GIVEN DATA:

_ _ _ _ _ _ _

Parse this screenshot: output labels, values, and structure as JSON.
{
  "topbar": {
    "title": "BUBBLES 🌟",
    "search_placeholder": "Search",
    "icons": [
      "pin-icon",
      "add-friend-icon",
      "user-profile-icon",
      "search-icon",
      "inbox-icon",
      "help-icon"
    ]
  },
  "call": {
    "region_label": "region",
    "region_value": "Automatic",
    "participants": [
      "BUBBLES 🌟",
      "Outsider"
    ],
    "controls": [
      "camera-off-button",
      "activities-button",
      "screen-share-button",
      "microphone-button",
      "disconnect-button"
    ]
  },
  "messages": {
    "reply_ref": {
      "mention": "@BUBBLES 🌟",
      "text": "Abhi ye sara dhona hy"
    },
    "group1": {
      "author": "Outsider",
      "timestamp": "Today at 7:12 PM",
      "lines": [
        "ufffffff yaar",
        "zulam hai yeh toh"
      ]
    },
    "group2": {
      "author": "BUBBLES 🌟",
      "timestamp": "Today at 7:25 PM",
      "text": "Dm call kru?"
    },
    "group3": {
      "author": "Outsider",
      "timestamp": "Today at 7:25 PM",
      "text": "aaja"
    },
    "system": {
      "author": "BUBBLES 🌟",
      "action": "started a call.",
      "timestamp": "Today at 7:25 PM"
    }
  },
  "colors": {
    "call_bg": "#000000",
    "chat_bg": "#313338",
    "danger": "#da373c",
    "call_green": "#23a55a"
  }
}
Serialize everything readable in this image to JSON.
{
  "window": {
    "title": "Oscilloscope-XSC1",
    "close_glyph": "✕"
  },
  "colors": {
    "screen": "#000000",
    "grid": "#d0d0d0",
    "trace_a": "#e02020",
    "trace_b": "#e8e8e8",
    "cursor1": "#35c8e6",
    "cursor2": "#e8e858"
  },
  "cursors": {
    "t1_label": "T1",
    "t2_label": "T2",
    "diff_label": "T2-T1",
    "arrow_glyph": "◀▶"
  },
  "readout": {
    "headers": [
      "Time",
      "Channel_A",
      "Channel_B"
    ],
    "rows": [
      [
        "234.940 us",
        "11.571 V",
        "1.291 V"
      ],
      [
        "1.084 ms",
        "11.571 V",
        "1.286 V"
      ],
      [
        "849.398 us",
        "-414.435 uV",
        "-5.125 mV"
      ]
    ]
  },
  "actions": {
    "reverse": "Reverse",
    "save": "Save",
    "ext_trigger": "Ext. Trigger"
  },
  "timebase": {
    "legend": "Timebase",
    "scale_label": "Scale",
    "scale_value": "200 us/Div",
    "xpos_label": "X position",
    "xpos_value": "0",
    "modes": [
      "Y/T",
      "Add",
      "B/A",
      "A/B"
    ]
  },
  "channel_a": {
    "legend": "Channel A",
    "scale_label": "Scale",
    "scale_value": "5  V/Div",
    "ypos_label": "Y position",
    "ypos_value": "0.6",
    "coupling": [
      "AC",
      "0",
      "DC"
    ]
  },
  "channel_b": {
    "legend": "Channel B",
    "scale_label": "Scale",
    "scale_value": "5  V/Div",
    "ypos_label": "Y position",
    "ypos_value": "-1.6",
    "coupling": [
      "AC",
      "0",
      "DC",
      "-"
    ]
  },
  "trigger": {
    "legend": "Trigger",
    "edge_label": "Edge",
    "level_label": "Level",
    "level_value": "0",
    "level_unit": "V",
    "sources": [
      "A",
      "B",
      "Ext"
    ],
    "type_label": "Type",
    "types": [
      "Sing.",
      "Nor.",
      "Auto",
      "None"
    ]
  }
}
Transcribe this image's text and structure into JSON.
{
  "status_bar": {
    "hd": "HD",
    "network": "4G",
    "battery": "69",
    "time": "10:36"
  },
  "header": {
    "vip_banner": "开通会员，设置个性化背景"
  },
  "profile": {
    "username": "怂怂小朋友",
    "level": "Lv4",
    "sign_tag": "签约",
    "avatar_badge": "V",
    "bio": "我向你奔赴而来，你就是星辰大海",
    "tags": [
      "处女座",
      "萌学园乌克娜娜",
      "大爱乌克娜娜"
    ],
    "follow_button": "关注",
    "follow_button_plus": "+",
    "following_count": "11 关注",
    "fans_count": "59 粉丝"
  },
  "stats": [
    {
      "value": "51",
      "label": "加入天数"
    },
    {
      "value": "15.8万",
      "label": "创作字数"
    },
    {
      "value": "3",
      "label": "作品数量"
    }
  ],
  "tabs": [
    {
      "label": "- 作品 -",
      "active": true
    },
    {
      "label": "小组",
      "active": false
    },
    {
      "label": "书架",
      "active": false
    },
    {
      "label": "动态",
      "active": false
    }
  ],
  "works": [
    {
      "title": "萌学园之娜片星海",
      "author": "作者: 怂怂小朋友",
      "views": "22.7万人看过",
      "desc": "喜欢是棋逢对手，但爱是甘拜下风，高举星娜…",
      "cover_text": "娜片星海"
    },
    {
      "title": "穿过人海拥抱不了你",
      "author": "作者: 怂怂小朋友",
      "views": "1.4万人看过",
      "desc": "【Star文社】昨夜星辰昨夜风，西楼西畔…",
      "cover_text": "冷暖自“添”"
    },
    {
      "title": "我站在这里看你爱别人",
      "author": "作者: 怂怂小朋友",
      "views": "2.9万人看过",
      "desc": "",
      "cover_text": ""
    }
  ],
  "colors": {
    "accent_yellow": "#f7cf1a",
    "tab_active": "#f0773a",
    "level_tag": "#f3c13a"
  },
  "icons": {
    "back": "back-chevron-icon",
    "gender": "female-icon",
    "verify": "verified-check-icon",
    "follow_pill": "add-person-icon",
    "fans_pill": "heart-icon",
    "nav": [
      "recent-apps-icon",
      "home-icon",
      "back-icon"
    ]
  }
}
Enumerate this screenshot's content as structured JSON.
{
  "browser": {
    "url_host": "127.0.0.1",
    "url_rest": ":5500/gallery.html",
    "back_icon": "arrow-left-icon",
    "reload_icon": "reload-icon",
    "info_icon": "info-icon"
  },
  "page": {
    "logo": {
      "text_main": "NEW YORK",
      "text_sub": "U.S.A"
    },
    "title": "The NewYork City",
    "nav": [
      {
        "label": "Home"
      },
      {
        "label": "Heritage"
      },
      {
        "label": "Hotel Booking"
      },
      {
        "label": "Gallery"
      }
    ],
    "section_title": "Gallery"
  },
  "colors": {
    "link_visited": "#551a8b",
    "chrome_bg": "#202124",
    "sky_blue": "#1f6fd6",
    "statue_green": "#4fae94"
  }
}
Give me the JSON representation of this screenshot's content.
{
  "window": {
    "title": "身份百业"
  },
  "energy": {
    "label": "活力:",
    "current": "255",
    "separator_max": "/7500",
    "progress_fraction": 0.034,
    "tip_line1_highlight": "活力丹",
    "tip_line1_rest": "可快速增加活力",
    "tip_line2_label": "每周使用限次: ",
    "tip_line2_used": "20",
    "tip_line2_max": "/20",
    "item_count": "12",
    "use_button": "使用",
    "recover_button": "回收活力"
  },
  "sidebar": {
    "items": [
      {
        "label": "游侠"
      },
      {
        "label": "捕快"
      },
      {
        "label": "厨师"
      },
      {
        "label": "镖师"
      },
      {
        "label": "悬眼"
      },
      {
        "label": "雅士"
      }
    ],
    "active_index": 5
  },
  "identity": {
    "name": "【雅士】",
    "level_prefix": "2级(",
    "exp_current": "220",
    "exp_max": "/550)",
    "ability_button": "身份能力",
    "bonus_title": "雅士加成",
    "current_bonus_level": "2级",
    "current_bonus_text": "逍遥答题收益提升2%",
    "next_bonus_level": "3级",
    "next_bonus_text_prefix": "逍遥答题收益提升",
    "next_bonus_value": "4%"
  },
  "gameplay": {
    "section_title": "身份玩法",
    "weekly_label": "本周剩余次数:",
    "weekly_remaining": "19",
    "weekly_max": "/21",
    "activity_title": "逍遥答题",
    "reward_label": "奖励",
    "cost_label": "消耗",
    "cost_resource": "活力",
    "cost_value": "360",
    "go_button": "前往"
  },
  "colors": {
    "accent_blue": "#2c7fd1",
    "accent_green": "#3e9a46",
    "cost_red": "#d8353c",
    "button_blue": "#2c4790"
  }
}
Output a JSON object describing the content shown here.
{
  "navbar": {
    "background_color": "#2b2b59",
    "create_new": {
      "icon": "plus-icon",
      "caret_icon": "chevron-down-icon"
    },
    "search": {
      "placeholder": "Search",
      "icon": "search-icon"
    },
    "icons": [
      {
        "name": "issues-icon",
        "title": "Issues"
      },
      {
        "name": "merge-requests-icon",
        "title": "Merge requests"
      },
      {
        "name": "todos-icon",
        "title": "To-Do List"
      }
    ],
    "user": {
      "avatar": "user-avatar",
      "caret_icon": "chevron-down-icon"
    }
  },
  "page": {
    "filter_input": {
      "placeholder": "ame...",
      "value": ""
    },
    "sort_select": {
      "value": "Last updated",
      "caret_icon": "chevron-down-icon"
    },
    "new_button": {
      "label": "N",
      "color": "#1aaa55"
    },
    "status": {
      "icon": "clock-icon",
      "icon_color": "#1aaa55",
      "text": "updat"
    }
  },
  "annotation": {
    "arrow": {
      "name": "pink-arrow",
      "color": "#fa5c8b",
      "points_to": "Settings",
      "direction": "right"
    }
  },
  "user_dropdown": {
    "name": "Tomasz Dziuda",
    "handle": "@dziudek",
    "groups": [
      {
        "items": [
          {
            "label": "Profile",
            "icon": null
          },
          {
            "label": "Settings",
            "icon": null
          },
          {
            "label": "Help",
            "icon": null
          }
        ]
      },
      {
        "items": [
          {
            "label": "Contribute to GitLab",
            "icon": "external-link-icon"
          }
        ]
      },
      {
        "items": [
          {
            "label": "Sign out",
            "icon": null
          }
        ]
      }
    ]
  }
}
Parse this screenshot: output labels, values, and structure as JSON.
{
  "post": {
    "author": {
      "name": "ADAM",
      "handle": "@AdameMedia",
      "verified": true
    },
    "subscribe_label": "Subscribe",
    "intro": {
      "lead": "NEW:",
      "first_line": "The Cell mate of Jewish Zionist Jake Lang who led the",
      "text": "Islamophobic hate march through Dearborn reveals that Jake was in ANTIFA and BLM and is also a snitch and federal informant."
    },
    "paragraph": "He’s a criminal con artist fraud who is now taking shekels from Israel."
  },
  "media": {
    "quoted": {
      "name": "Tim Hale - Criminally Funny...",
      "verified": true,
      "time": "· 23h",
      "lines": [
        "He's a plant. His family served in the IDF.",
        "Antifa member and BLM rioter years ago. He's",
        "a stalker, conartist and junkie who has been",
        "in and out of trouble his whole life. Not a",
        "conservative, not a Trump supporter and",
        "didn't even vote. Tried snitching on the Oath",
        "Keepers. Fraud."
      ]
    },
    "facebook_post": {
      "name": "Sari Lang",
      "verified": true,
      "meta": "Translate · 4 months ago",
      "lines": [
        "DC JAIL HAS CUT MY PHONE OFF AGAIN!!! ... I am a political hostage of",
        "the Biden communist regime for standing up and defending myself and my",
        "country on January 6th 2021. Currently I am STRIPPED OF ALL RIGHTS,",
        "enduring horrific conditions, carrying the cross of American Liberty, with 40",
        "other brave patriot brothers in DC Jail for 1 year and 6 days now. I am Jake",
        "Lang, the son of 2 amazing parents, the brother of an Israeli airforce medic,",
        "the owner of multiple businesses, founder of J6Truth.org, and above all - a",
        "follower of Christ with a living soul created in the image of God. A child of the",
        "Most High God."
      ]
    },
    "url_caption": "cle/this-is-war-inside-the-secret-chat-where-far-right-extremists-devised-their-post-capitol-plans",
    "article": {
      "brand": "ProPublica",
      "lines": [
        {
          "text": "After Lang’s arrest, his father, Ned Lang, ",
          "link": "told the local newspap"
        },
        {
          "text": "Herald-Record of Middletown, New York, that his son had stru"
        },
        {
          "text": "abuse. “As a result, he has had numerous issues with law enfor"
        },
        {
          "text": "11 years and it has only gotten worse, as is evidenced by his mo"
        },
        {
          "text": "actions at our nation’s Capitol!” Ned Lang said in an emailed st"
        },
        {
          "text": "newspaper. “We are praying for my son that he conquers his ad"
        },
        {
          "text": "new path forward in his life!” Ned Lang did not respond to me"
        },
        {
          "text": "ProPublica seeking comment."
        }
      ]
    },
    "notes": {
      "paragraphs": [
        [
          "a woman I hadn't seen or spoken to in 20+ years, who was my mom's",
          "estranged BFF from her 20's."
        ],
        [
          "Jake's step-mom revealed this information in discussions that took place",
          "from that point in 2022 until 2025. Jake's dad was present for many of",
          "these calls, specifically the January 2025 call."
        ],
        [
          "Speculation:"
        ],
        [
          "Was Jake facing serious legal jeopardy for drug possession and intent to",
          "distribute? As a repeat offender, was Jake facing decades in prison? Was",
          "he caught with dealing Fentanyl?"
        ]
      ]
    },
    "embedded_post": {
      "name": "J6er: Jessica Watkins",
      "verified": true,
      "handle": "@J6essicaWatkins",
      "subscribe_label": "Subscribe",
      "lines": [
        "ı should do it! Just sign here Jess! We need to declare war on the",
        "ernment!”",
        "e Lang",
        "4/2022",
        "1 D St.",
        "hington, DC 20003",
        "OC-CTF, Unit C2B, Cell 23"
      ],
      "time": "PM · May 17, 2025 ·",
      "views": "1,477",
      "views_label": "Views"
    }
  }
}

_ _ _ _ _ _ _

TASK PROMPT: Go through the data above and find the lines with the word "facing". Copy each of those lines.

TASK RESPONSE:
          "Was Jake facing serious legal jeopardy for drug possession and intent to",
          "distribute? As a repeat offender, was Jake facing decades in prison? Was",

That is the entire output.